Give every line below again, exactly.
"""
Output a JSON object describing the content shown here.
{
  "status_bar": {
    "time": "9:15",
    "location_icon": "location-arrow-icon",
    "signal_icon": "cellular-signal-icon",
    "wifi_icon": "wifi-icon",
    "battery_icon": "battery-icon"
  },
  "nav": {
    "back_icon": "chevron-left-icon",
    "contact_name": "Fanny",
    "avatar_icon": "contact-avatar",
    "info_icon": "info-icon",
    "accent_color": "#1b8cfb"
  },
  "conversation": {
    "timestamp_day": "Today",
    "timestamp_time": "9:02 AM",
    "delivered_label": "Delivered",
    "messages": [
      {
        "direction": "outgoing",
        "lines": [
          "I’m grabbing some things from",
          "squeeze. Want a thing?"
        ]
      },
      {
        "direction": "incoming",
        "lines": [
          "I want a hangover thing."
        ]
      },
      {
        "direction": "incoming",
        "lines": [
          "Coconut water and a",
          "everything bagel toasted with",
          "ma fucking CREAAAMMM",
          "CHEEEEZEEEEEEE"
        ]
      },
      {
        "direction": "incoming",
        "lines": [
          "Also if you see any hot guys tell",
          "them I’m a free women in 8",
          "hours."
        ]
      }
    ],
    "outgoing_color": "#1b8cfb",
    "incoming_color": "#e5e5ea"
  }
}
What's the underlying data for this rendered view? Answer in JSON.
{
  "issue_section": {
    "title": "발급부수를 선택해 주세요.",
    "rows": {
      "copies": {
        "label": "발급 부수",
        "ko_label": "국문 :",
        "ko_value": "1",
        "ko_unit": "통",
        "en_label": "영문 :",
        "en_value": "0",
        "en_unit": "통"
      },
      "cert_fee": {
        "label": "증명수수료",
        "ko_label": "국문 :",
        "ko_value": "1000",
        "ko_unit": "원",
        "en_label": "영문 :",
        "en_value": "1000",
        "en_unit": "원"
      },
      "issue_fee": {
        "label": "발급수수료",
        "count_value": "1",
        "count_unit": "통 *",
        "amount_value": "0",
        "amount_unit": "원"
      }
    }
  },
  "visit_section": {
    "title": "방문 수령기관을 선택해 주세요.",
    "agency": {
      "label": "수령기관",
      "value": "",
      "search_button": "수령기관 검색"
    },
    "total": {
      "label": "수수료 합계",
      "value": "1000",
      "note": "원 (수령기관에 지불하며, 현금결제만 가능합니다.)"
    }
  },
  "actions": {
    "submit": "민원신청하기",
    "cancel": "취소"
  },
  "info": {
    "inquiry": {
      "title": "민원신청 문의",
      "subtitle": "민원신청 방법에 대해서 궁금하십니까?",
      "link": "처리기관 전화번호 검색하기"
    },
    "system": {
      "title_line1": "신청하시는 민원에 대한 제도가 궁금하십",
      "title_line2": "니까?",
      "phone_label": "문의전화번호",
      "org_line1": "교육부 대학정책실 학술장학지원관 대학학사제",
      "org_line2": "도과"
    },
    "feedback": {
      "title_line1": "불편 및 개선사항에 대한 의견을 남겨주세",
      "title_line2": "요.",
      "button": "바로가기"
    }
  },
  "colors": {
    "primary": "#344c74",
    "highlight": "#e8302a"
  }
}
"""
Correct response:
Output a JSON object describing the content shown here.
{
  "status_bar": {
    "time": "9:15",
    "location_icon": "location-arrow-icon",
    "signal_icon": "cellular-signal-icon",
    "wifi_icon": "wifi-icon",
    "battery_icon": "battery-icon"
  },
  "nav": {
    "back_icon": "chevron-left-icon",
    "contact_name": "Fanny",
    "avatar_icon": "contact-avatar",
    "info_icon": "info-icon",
    "accent_color": "#1b8cfb"
  },
  "conversation": {
    "timestamp_day": "Today",
    "timestamp_time": "9:02 AM",
    "delivered_label": "Delivered",
    "messages": [
      {
        "direction": "outgoing",
        "lines": [
          "I’m grabbing some things from",
          "squeeze. Want a thing?"
        ]
      },
      {
        "direction": "incoming",
        "lines": [
          "I want a hangover thing."
        ]
      },
      {
        "direction": "incoming",
        "lines": [
          "Coconut water and a",
          "everything bagel toasted with",
          "ma fucking CREAAAMMM",
          "CHEEEEZEEEEEEE"
        ]
      },
      {
        "direction": "incoming",
        "lines": [
          "Also if you see any hot guys tell",
          "them I’m a free women in 8",
          "hours."
        ]
      }
    ],
    "outgoing_color": "#1b8cfb",
    "incoming_color": "#e5e5ea"
  }
}
What's the underlying data for this rendered view? Answer in JSON.
{
  "issue_section": {
    "title": "발급부수를 선택해 주세요.",
    "rows": {
      "copies": {
        "label": "발급 부수",
        "ko_label": "국문 :",
        "ko_value": "1",
        "ko_unit": "통",
        "en_label": "영문 :",
        "en_value": "0",
        "en_unit": "통"
      },
      "cert_fee": {
        "label": "증명수수료",
        "ko_label": "국문 :",
        "ko_value": "1000",
        "ko_unit": "원",
        "en_label": "영문 :",
        "en_value": "1000",
        "en_unit": "원"
      },
      "issue_fee": {
        "label": "발급수수료",
        "count_value": "1",
        "count_unit": "통 *",
        "amount_value": "0",
        "amount_unit": "원"
      }
    }
  },
  "visit_section": {
    "title": "방문 수령기관을 선택해 주세요.",
    "agency": {
      "label": "수령기관",
      "value": "",
      "search_button": "수령기관 검색"
    },
    "total": {
      "label": "수수료 합계",
      "value": "1000",
      "note": "원 (수령기관에 지불하며, 현금결제만 가능합니다.)"
    }
  },
  "actions": {
    "submit": "민원신청하기",
    "cancel": "취소"
  },
  "info": {
    "inquiry": {
      "title": "민원신청 문의",
      "subtitle": "민원신청 방법에 대해서 궁금하십니까?",
      "link": "처리기관 전화번호 검색하기"
    },
    "system": {
      "title_line1": "신청하시는 민원에 대한 제도가 궁금하십",
      "title_line2": "니까?",
      "phone_label": "문의전화번호",
      "org_line1": "교육부 대학정책실 학술장학지원관 대학학사제",
      "org_line2": "도과"
    },
    "feedback": {
      "title_line1": "불편 및 개선사항에 대한 의견을 남겨주세",
      "title_line2": "요.",
      "button": "바로가기"
    }
  },
  "colors": {
    "primary": "#344c74",
    "highlight": "#e8302a"
  }
}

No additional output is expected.